Goal of the exercise:
Spot each line in the records below where the word "motor" occurs, then copy it.

===== The data =====

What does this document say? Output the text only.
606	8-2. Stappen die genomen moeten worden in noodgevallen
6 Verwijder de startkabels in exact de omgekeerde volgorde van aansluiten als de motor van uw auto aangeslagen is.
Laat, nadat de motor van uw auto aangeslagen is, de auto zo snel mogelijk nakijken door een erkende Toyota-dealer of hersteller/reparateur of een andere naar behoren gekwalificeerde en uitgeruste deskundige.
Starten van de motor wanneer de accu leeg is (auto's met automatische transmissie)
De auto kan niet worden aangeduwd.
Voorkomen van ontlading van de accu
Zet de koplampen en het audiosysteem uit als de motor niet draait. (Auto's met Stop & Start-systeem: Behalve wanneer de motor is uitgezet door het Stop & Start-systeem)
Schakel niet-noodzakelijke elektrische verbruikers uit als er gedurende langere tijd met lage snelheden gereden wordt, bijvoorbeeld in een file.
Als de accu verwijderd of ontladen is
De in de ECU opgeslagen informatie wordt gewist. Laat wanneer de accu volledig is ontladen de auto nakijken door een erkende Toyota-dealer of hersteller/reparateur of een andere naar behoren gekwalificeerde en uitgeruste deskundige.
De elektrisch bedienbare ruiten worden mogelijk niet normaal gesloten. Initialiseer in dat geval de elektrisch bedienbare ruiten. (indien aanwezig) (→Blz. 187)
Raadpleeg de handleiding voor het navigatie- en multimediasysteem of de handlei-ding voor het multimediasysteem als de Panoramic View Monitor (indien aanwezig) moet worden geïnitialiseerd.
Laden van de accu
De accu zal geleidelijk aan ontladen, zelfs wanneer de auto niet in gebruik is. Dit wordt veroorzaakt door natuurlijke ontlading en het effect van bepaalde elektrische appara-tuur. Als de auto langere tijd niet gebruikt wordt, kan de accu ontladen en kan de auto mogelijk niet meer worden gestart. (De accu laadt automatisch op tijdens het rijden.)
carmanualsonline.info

=====
===== The data =====

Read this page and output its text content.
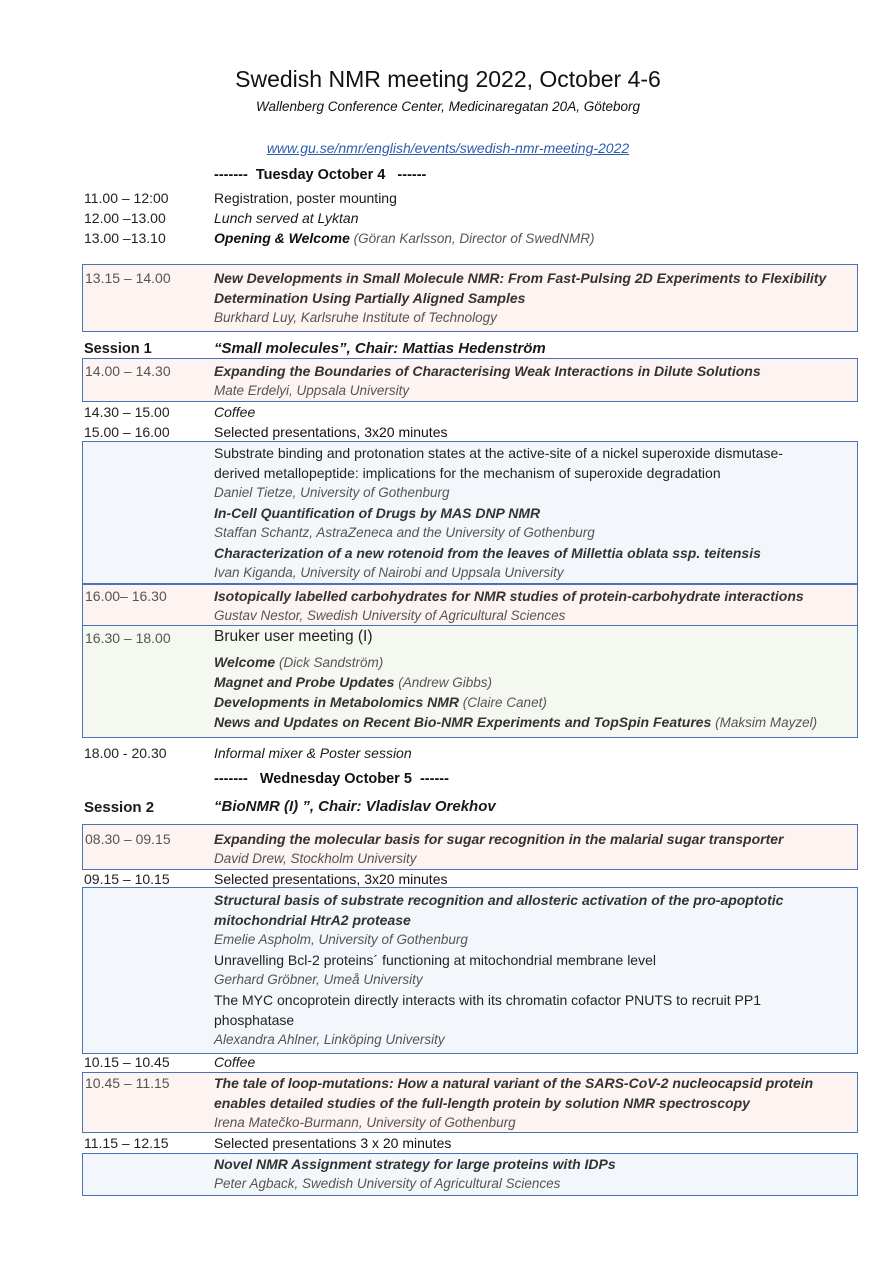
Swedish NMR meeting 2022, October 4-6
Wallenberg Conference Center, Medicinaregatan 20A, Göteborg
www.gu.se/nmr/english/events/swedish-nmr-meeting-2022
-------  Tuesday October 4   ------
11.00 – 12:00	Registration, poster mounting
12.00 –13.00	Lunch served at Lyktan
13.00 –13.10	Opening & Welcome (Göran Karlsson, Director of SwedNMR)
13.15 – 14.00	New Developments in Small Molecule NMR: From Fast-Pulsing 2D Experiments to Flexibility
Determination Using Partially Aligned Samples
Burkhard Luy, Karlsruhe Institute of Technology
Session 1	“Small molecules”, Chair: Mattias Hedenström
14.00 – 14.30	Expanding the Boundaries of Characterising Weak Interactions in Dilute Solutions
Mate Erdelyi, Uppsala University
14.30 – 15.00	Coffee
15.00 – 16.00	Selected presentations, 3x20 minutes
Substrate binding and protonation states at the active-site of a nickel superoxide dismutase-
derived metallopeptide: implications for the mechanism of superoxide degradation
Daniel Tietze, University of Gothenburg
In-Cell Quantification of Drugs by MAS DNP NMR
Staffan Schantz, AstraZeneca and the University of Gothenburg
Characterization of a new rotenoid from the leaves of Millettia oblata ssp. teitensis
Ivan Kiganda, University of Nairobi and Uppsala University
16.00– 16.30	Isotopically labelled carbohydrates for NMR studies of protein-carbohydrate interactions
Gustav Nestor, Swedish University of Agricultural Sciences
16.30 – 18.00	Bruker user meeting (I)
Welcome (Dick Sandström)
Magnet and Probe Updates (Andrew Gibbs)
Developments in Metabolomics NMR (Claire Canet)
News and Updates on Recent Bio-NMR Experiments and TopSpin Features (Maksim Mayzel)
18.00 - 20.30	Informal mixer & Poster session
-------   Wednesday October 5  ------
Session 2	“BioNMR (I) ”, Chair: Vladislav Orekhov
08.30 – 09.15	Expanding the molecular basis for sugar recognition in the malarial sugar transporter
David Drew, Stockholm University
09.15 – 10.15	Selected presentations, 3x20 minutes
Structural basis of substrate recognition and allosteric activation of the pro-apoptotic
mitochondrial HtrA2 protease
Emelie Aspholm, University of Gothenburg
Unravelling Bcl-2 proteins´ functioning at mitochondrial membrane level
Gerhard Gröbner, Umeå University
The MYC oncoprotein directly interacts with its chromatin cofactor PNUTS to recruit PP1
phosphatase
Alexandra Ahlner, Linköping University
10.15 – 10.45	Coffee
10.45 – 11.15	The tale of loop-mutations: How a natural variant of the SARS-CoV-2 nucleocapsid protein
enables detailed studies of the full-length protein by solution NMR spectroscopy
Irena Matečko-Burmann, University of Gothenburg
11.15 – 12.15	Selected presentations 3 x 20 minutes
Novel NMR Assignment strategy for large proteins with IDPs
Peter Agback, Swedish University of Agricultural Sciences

=====

Exercise solution:
6 Verwijder de startkabels in exact de omgekeerde volgorde van aansluiten als de motor van uw auto aangeslagen is.
Laat, nadat de motor van uw auto aangeslagen is, de auto zo snel mogelijk nakijken door een erkende Toyota-dealer of hersteller/reparateur of een andere naar behoren gekwalificeerde en uitgeruste deskundige.
Starten van de motor wanneer de accu leeg is (auto's met automatische transmissie)
Zet de koplampen en het audiosysteem uit als de motor niet draait. (Auto's met Stop & Start-systeem: Behalve wanneer de motor is uitgezet door het Stop & Start-systeem)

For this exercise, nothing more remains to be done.